— WHAT YOU ARE ASKED TO DO —
Pick out every line of the entries below where "Files" occurs, and copy those lines.

— INPUT RECORDS —
- - -

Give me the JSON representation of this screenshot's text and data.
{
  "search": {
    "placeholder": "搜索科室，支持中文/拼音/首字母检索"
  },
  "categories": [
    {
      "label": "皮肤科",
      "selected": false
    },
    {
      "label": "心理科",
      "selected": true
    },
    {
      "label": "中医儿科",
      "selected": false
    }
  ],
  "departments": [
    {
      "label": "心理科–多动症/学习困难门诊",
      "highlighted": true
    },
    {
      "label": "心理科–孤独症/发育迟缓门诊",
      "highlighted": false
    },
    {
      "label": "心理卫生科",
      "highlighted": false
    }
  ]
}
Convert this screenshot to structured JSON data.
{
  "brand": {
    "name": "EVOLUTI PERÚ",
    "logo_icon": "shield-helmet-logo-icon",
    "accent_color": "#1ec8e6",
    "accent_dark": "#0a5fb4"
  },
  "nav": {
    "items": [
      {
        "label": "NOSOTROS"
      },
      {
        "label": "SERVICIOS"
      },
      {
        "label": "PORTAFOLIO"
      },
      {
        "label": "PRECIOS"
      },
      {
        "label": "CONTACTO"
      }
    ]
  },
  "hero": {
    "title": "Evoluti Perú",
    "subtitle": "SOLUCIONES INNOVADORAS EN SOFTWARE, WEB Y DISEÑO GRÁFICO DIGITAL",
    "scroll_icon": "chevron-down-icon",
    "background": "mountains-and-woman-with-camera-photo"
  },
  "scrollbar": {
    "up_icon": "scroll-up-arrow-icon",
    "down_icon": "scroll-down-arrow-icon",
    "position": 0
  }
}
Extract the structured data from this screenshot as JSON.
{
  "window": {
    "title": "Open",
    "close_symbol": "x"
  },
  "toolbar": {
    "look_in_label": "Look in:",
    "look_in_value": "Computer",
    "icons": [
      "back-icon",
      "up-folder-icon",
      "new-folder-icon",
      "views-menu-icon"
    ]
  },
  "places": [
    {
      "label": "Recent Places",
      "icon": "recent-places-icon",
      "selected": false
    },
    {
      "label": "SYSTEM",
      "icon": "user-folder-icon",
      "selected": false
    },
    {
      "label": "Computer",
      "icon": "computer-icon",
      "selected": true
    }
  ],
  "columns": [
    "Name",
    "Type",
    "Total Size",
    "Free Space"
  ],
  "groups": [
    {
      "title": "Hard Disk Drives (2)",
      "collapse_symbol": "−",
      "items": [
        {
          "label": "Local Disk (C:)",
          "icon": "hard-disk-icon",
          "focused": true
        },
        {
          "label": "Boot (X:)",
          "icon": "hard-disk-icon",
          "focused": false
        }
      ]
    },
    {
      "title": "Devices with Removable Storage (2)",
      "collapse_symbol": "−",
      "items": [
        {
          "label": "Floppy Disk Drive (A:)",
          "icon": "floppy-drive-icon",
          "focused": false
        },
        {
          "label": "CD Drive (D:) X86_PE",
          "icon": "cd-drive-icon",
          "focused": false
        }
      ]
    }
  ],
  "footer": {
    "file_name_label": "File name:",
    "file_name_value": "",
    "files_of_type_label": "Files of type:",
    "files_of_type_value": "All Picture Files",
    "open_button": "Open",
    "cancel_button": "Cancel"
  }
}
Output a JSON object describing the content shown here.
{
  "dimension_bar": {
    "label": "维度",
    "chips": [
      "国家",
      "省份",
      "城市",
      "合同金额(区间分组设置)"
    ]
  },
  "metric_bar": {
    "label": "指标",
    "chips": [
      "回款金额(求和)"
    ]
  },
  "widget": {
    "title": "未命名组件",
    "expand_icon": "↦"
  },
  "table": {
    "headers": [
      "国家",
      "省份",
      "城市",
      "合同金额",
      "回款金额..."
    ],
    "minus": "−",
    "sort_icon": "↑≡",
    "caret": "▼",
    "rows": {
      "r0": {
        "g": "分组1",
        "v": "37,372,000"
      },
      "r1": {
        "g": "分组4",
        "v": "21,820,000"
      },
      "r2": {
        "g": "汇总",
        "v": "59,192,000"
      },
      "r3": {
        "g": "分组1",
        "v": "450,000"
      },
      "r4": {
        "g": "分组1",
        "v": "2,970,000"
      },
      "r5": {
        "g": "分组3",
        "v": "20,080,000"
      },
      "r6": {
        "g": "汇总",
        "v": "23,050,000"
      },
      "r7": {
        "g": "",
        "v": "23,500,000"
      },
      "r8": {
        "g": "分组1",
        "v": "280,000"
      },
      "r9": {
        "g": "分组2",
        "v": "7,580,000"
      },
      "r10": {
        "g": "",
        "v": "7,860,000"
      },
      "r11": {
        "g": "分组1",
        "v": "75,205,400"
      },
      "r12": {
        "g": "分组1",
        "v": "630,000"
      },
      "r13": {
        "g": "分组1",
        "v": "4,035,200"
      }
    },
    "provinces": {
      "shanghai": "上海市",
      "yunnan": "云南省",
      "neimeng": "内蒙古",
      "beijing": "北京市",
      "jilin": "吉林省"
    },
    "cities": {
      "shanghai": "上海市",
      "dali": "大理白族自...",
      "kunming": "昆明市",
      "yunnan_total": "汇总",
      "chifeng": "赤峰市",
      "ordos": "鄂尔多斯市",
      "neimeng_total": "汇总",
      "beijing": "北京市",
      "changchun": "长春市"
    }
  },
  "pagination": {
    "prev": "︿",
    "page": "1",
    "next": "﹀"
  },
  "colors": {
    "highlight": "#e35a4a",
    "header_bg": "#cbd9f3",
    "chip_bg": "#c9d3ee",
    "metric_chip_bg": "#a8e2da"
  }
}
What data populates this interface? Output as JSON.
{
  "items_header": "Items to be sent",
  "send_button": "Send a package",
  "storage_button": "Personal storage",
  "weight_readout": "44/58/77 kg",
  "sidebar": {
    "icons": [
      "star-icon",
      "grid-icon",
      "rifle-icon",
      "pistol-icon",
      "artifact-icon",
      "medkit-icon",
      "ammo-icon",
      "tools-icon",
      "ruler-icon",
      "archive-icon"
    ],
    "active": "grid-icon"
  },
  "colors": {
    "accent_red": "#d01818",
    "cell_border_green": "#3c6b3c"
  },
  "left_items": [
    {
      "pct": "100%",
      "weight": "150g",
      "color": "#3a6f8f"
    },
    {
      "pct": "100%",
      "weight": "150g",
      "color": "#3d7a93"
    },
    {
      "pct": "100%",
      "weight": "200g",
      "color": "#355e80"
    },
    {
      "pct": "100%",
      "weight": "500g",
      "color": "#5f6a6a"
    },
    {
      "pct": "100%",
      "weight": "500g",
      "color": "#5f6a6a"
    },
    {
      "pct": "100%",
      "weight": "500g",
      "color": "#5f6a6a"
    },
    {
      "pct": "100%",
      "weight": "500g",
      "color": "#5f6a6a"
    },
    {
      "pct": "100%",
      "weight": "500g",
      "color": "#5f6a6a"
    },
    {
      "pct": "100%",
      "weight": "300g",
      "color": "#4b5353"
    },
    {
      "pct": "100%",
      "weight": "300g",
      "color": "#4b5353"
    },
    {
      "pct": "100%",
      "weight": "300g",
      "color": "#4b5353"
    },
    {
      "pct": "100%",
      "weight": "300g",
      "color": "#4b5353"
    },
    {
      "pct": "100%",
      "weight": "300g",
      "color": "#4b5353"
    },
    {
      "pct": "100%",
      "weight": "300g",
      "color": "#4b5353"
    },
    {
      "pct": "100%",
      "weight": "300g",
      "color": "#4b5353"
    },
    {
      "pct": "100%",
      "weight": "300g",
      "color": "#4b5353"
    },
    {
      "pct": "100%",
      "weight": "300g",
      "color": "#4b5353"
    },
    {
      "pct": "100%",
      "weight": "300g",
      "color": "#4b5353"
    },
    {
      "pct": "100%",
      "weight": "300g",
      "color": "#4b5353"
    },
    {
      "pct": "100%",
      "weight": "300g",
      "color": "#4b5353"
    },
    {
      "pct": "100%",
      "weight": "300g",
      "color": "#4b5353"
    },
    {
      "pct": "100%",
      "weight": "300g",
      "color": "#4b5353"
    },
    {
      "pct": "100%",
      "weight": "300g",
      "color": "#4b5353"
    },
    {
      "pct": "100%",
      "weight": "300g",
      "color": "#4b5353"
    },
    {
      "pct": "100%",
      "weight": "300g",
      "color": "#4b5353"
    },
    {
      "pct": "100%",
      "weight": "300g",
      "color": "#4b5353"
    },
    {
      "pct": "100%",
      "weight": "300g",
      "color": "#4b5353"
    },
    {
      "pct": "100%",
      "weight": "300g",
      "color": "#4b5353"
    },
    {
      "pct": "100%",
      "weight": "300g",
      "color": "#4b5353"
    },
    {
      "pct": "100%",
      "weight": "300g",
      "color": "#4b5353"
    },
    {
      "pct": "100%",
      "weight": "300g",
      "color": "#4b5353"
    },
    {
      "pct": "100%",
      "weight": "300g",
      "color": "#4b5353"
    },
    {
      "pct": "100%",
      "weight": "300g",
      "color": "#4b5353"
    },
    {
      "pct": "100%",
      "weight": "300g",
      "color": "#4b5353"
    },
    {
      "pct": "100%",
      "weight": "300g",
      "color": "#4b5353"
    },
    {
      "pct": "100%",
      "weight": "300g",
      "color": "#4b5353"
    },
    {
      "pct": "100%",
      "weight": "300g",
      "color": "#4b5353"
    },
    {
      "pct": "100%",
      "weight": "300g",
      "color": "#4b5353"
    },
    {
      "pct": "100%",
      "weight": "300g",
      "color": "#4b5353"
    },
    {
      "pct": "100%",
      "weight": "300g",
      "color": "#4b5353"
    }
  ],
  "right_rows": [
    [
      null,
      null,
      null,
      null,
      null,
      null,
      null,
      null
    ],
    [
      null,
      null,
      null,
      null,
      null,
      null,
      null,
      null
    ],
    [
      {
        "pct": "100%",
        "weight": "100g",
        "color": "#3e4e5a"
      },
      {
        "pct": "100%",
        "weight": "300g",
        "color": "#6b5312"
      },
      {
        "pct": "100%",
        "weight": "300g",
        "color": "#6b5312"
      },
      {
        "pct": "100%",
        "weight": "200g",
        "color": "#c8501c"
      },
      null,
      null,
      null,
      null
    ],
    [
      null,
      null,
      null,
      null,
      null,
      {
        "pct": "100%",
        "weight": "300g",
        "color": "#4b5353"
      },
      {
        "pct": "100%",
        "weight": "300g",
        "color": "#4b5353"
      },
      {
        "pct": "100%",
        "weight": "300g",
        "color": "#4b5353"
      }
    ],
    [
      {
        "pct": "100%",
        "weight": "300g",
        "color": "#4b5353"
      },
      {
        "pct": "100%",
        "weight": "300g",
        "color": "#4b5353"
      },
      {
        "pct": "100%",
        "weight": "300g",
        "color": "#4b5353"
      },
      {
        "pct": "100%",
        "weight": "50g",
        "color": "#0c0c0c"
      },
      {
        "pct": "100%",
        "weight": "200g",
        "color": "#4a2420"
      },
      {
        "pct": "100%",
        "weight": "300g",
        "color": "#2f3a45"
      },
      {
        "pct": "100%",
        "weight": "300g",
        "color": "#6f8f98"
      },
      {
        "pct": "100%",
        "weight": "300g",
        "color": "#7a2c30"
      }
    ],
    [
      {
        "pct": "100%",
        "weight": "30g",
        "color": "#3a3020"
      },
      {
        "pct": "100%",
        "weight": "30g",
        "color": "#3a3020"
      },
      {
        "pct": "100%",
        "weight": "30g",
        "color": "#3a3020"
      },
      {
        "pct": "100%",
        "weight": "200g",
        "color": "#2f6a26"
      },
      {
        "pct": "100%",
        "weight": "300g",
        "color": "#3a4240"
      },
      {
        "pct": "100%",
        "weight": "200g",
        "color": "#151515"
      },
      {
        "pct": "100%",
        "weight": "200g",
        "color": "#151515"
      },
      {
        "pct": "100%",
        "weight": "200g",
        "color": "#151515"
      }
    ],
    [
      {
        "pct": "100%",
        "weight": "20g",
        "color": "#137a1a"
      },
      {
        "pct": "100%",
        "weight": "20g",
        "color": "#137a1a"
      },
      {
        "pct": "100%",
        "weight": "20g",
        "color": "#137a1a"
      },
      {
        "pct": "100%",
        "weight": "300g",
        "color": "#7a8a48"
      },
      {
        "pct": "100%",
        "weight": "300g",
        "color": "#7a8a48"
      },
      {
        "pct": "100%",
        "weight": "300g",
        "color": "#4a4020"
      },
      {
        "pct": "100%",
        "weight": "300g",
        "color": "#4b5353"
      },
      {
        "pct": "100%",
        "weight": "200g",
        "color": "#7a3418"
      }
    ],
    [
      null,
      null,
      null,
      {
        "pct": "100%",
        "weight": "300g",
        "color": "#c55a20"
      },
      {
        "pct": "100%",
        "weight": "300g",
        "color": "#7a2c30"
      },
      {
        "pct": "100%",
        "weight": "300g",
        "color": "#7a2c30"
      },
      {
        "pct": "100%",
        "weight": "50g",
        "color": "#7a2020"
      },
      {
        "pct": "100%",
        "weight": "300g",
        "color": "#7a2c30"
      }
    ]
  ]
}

- - -

— THE RESULT —
    "files_of_type_label": "Files of type:",
    "files_of_type_value": "All Picture Files",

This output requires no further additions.